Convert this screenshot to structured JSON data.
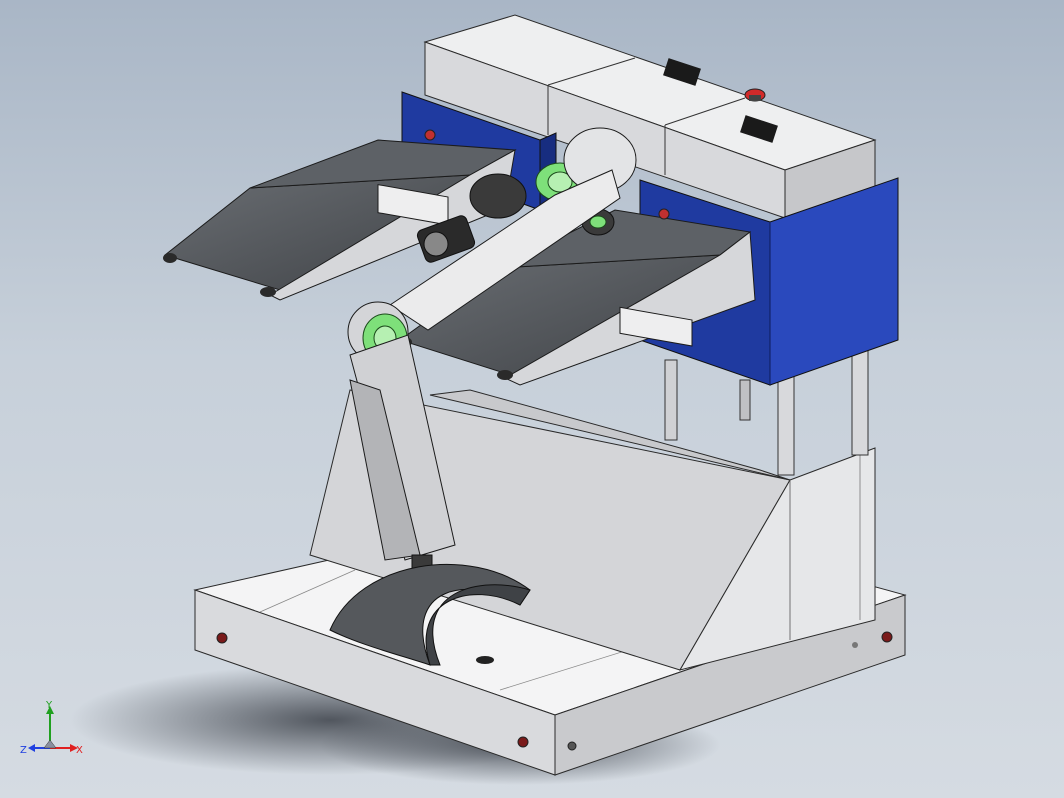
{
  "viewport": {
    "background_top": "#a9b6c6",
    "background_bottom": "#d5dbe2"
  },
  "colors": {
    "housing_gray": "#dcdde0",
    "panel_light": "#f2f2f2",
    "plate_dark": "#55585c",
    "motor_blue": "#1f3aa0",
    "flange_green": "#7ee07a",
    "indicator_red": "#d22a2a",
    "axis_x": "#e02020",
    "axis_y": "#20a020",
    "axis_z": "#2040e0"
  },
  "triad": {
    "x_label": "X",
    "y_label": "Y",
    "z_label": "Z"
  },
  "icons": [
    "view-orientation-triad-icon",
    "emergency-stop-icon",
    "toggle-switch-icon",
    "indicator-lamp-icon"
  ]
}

...

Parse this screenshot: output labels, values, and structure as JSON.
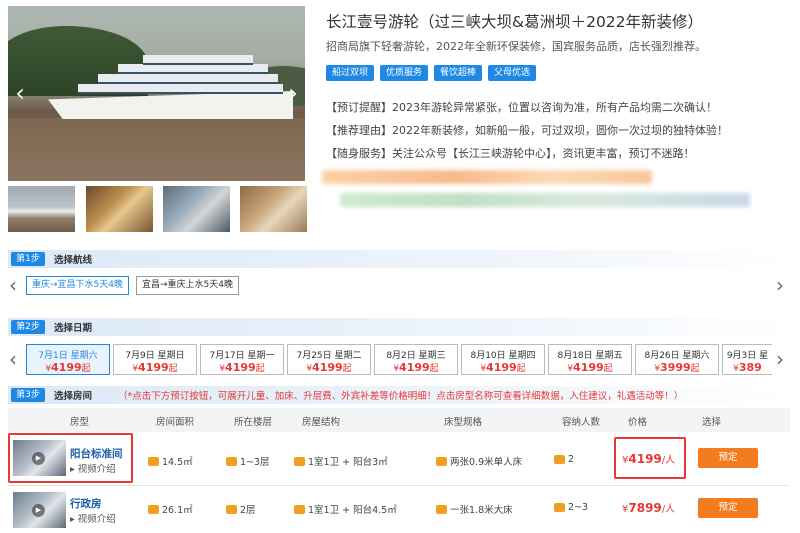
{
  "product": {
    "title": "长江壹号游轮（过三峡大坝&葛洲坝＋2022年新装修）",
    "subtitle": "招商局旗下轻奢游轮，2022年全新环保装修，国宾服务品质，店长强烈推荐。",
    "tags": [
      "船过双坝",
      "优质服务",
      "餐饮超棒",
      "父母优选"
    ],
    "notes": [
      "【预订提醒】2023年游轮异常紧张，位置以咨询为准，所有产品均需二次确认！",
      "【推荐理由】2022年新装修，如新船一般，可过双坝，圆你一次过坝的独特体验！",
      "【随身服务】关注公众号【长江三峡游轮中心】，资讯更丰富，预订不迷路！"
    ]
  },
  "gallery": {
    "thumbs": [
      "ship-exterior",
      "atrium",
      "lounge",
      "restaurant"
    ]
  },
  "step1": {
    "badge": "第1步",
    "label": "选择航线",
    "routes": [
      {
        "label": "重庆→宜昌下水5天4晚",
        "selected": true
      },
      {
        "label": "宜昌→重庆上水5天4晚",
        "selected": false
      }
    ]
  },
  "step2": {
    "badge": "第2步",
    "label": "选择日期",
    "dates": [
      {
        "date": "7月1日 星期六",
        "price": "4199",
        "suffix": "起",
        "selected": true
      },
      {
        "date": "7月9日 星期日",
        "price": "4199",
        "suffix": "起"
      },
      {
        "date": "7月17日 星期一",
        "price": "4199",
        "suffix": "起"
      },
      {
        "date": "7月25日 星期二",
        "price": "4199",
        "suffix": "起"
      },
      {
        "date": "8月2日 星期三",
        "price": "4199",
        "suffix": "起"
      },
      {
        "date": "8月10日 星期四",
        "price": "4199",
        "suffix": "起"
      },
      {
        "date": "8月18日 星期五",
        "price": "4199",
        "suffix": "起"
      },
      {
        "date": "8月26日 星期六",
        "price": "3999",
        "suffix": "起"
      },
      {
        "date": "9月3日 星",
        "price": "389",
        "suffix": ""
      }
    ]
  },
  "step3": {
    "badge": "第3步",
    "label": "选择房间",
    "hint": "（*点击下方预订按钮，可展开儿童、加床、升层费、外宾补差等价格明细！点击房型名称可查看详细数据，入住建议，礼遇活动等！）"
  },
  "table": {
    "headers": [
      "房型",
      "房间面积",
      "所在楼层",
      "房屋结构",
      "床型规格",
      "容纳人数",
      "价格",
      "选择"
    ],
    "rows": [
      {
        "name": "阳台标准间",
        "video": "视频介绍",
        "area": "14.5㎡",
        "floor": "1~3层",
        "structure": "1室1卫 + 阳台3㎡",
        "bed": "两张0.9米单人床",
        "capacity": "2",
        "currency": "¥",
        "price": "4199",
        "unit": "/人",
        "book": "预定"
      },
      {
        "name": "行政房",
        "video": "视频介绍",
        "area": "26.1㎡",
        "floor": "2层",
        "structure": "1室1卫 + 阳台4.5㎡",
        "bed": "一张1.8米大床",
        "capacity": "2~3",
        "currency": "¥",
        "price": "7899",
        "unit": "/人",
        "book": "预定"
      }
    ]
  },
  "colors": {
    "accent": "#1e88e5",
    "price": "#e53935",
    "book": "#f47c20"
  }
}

--

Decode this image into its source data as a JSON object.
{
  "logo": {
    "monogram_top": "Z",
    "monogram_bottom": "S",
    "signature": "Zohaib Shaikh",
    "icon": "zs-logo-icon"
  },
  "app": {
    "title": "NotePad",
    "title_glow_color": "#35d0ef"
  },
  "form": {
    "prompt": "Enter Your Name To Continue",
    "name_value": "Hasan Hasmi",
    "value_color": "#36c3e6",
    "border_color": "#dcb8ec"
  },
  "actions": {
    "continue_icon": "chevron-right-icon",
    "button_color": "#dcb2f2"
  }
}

GOAL OF THE EXERCISE:
Copy each line of the entries that includes the word "this".

SOLUTION:
Convert this screenshot to structured JSON data.
Parse this screenshot: output labels, values, and structure as JSON.
Decode this image into its source data as a JSON object.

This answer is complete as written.